## Begin

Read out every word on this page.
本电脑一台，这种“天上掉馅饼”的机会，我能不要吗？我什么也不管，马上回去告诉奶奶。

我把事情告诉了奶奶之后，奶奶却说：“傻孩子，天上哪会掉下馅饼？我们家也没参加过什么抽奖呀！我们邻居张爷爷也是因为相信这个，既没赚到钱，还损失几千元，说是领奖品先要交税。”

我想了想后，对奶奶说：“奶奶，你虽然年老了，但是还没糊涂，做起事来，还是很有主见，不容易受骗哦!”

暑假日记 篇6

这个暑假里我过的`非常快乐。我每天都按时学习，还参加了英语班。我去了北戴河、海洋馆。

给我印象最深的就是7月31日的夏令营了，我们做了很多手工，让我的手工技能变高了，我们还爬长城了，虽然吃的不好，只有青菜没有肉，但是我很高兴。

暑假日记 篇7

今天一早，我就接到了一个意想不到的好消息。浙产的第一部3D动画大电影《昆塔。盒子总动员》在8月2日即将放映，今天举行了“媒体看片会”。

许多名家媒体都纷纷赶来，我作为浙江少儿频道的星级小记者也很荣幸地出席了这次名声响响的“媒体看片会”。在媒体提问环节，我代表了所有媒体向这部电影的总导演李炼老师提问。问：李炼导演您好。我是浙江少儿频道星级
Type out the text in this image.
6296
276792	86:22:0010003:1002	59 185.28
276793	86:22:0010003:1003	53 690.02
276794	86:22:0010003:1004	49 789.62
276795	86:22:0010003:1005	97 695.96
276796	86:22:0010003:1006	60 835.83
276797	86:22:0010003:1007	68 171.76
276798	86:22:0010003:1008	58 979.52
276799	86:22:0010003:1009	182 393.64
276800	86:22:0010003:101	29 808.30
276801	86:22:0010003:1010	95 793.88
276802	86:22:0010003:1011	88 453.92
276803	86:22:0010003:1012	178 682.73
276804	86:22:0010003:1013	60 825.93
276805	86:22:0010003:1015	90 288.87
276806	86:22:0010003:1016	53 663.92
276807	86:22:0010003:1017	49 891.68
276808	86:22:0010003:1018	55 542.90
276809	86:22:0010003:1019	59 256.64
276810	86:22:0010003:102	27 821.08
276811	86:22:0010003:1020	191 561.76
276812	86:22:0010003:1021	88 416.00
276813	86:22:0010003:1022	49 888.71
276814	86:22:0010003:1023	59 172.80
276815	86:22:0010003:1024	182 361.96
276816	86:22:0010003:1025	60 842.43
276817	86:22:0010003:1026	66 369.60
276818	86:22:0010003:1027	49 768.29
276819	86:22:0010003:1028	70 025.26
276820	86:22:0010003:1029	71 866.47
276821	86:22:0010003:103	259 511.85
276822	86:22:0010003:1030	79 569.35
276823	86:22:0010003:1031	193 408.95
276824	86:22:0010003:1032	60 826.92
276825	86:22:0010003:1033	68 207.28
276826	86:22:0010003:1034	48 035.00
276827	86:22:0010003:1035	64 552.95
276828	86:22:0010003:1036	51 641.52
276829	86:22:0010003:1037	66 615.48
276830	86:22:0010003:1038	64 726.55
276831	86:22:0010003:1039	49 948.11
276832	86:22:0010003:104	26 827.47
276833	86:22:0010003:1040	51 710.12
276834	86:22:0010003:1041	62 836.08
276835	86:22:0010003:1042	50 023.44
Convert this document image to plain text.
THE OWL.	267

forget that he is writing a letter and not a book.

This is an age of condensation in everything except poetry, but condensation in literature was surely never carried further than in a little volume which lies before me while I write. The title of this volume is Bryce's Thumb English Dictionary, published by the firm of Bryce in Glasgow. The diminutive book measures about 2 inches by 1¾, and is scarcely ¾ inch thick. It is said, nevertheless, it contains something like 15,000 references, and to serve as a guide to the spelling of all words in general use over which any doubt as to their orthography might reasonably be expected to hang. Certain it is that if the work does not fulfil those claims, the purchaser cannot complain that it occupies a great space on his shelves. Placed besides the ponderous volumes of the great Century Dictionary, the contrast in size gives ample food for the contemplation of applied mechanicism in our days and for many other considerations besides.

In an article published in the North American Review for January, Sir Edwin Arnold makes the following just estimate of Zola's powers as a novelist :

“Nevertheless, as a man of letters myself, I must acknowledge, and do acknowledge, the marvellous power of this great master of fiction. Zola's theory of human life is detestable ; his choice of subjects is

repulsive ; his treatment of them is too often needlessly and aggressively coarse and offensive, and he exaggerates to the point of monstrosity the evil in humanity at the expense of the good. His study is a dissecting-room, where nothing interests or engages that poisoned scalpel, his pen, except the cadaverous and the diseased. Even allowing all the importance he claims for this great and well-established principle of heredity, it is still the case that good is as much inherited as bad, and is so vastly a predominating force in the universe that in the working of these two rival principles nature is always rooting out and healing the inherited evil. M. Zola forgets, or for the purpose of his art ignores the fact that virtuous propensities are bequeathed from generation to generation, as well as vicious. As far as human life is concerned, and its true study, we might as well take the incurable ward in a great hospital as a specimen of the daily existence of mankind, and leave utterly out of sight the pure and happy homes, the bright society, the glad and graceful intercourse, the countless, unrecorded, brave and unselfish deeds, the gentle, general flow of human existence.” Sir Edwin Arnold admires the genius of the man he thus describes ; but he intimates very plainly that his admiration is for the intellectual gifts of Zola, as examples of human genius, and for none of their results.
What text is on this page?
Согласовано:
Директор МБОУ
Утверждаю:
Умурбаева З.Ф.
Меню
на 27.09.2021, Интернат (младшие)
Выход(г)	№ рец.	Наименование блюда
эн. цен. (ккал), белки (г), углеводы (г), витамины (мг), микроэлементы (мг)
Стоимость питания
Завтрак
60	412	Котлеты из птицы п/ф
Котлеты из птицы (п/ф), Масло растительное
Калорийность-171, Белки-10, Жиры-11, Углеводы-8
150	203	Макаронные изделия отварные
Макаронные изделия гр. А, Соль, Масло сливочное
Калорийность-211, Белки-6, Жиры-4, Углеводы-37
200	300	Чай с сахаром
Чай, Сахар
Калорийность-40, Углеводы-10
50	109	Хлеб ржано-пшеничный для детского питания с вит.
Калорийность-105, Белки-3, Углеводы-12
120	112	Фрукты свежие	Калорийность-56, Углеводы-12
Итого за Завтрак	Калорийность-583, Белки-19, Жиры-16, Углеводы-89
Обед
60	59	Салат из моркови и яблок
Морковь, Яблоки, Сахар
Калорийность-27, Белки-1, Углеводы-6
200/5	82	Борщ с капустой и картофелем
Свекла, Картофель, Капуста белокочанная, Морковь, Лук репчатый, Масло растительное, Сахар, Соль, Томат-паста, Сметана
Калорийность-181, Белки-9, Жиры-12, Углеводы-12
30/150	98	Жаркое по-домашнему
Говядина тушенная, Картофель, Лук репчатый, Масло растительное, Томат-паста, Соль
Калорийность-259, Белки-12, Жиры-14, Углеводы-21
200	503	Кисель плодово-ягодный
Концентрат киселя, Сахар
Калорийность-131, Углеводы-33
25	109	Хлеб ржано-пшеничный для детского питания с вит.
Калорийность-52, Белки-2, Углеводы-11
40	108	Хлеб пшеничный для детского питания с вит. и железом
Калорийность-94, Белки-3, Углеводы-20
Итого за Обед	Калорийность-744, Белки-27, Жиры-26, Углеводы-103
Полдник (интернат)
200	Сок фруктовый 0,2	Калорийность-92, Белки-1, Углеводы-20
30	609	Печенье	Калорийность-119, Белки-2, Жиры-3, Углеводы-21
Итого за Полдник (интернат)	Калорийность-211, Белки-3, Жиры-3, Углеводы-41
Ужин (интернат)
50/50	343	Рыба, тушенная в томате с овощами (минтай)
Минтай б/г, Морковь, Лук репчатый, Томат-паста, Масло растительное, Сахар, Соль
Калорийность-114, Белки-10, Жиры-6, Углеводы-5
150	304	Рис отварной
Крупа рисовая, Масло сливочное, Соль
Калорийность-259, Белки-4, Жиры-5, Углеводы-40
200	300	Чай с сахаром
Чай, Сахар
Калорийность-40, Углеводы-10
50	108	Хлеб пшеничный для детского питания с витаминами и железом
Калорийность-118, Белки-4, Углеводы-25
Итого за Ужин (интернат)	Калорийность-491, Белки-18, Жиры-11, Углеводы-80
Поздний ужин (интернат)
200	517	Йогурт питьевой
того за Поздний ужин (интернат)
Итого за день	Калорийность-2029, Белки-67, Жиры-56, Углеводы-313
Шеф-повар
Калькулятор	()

## End

» Task instructions:
Pick out the lines that have the word "ржано". Copy them all.

» The answer:
50	109	Хлеб ржано-пшеничный для детского питания с вит.
25	109	Хлеб ржано-пшеничный для детского питания с вит.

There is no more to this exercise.